Stored entries:
· · · · ·

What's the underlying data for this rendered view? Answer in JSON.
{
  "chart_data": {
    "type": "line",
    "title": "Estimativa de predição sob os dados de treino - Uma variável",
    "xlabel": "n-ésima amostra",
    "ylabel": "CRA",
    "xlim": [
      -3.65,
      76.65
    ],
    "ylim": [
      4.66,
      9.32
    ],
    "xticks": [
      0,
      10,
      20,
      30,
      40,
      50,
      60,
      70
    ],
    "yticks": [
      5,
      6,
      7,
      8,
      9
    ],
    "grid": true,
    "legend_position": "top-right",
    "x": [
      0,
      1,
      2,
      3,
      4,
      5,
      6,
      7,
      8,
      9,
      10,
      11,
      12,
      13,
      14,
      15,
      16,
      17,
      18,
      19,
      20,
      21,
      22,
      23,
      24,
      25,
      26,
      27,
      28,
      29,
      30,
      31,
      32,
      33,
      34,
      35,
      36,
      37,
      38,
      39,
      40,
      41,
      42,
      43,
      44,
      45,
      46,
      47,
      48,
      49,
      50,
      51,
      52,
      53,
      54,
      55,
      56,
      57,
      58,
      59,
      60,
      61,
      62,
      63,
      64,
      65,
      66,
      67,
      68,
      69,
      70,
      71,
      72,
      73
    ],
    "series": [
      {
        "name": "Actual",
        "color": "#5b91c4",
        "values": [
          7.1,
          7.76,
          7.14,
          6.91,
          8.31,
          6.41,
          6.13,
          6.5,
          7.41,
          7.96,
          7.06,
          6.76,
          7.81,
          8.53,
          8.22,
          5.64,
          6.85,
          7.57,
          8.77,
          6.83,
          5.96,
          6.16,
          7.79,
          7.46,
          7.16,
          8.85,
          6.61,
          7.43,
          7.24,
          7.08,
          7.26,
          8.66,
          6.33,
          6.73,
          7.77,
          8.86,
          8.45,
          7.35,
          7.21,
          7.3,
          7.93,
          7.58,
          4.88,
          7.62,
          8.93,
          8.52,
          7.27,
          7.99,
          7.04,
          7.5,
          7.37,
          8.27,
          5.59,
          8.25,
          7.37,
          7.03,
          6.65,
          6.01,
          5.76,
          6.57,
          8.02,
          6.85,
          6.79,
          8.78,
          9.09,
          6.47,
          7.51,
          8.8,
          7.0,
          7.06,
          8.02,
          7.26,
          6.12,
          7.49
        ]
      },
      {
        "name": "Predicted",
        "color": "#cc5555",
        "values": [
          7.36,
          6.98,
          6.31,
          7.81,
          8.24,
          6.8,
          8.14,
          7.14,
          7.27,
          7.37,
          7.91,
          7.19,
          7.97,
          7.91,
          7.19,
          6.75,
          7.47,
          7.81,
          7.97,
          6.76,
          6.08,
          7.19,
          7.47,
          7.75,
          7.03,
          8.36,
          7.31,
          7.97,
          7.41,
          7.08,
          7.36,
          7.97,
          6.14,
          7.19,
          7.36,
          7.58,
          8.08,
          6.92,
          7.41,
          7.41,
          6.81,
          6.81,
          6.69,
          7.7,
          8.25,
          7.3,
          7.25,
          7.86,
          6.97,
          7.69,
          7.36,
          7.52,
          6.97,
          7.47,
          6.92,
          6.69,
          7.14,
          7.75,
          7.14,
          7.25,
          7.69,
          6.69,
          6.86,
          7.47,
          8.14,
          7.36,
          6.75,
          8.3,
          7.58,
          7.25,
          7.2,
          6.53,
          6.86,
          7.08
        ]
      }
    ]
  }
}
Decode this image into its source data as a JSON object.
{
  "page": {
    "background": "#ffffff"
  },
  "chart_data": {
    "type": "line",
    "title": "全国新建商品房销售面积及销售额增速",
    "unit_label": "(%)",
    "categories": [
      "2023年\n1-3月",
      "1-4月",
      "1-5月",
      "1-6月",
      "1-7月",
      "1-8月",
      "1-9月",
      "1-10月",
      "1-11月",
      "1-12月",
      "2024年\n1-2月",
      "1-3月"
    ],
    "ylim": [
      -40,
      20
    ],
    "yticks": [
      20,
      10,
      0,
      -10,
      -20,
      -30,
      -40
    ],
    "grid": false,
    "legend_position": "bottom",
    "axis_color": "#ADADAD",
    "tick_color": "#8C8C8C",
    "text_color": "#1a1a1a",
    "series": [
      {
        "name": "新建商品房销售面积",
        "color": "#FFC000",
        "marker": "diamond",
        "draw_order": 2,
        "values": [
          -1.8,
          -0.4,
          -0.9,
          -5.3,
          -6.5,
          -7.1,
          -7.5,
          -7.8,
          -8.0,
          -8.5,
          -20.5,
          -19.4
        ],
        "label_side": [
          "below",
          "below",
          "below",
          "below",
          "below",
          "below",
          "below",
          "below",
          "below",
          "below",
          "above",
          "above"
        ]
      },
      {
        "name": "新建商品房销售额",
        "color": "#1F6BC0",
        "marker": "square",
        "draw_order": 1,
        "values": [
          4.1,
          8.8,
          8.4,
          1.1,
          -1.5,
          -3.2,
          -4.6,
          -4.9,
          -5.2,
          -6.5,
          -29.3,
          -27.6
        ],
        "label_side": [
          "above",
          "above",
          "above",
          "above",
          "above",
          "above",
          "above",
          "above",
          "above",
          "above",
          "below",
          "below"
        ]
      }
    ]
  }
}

· · · · ·

From the records above, please extract every line and repeat it exactly.

What's the underlying data for this rendered view? Answer in JSON.
{
  "chart_data": {
    "type": "line",
    "title": "Estimativa de predição sob os dados de treino - Uma variável",
    "xlabel": "n-ésima amostra",
    "ylabel": "CRA",
    "xlim": [
      -3.65,
      76.65
    ],
    "ylim": [
      4.66,
      9.32
    ],
    "xticks": [
      0,
      10,
      20,
      30,
      40,
      50,
      60,
      70
    ],
    "yticks": [
      5,
      6,
      7,
      8,
      9
    ],
    "grid": true,
    "legend_position": "top-right",
    "x": [
      0,
      1,
      2,
      3,
      4,
      5,
      6,
      7,
      8,
      9,
      10,
      11,
      12,
      13,
      14,
      15,
      16,
      17,
      18,
      19,
      20,
      21,
      22,
      23,
      24,
      25,
      26,
      27,
      28,
      29,
      30,
      31,
      32,
      33,
      34,
      35,
      36,
      37,
      38,
      39,
      40,
      41,
      42,
      43,
      44,
      45,
      46,
      47,
      48,
      49,
      50,
      51,
      52,
      53,
      54,
      55,
      56,
      57,
      58,
      59,
      60,
      61,
      62,
      63,
      64,
      65,
      66,
      67,
      68,
      69,
      70,
      71,
      72,
      73
    ],
    "series": [
      {
        "name": "Actual",
        "color": "#5b91c4",
        "values": [
          7.1,
          7.76,
          7.14,
          6.91,
          8.31,
          6.41,
          6.13,
          6.5,
          7.41,
          7.96,
          7.06,
          6.76,
          7.81,
          8.53,
          8.22,
          5.64,
          6.85,
          7.57,
          8.77,
          6.83,
          5.96,
          6.16,
          7.79,
          7.46,
          7.16,
          8.85,
          6.61,
          7.43,
          7.24,
          7.08,
          7.26,
          8.66,
          6.33,
          6.73,
          7.77,
          8.86,
          8.45,
          7.35,
          7.21,
          7.3,
          7.93,
          7.58,
          4.88,
          7.62,
          8.93,
          8.52,
          7.27,
          7.99,
          7.04,
          7.5,
          7.37,
          8.27,
          5.59,
          8.25,
          7.37,
          7.03,
          6.65,
          6.01,
          5.76,
          6.57,
          8.02,
          6.85,
          6.79,
          8.78,
          9.09,
          6.47,
          7.51,
          8.8,
          7.0,
          7.06,
          8.02,
          7.26,
          6.12,
          7.49
        ]
      },
      {
        "name": "Predicted",
        "color": "#cc5555",
        "values": [
          7.36,
          6.98,
          6.31,
          7.81,
          8.24,
          6.8,
          8.14,
          7.14,
          7.27,
          7.37,
          7.91,
          7.19,
          7.97,
          7.91,
          7.19,
          6.75,
          7.47,
          7.81,
          7.97,
          6.76,
          6.08,
          7.19,
          7.47,
          7.75,
          7.03,
          8.36,
          7.31,
          7.97,
          7.41,
          7.08,
          7.36,
          7.97,
          6.14,
          7.19,
          7.36,
          7.58,
          8.08,
          6.92,
          7.41,
          7.41,
          6.81,
          6.81,
          6.69,
          7.7,
          8.25,
          7.3,
          7.25,
          7.86,
          6.97,
          7.69,
          7.36,
          7.52,
          6.97,
          7.47,
          6.92,
          6.69,
          7.14,
          7.75,
          7.14,
          7.25,
          7.69,
          6.69,
          6.86,
          7.47,
          8.14,
          7.36,
          6.75,
          8.3,
          7.58,
          7.25,
          7.2,
          6.53,
          6.86,
          7.08
        ]
      }
    ]
  }
}
Decode this image into its source data as a JSON object.
{
  "page": {
    "background": "#ffffff"
  },
  "chart_data": {
    "type": "line",
    "title": "全国新建商品房销售面积及销售额增速",
    "unit_label": "(%)",
    "categories": [
      "2023年\n1-3月",
      "1-4月",
      "1-5月",
      "1-6月",
      "1-7月",
      "1-8月",
      "1-9月",
      "1-10月",
      "1-11月",
      "1-12月",
      "2024年\n1-2月",
      "1-3月"
    ],
    "ylim": [
      -40,
      20
    ],
    "yticks": [
      20,
      10,
      0,
      -10,
      -20,
      -30,
      -40
    ],
    "grid": false,
    "legend_position": "bottom",
    "axis_color": "#ADADAD",
    "tick_color": "#8C8C8C",
    "text_color": "#1a1a1a",
    "series": [
      {
        "name": "新建商品房销售面积",
        "color": "#FFC000",
        "marker": "diamond",
        "draw_order": 2,
        "values": [
          -1.8,
          -0.4,
          -0.9,
          -5.3,
          -6.5,
          -7.1,
          -7.5,
          -7.8,
          -8.0,
          -8.5,
          -20.5,
          -19.4
        ],
        "label_side": [
          "below",
          "below",
          "below",
          "below",
          "below",
          "below",
          "below",
          "below",
          "below",
          "below",
          "above",
          "above"
        ]
      },
      {
        "name": "新建商品房销售额",
        "color": "#1F6BC0",
        "marker": "square",
        "draw_order": 1,
        "values": [
          4.1,
          8.8,
          8.4,
          1.1,
          -1.5,
          -3.2,
          -4.6,
          -4.9,
          -5.2,
          -6.5,
          -29.3,
          -27.6
        ],
        "label_side": [
          "above",
          "above",
          "above",
          "above",
          "above",
          "above",
          "above",
          "above",
          "above",
          "above",
          "below",
          "below"
        ]
      }
    ]
  }
}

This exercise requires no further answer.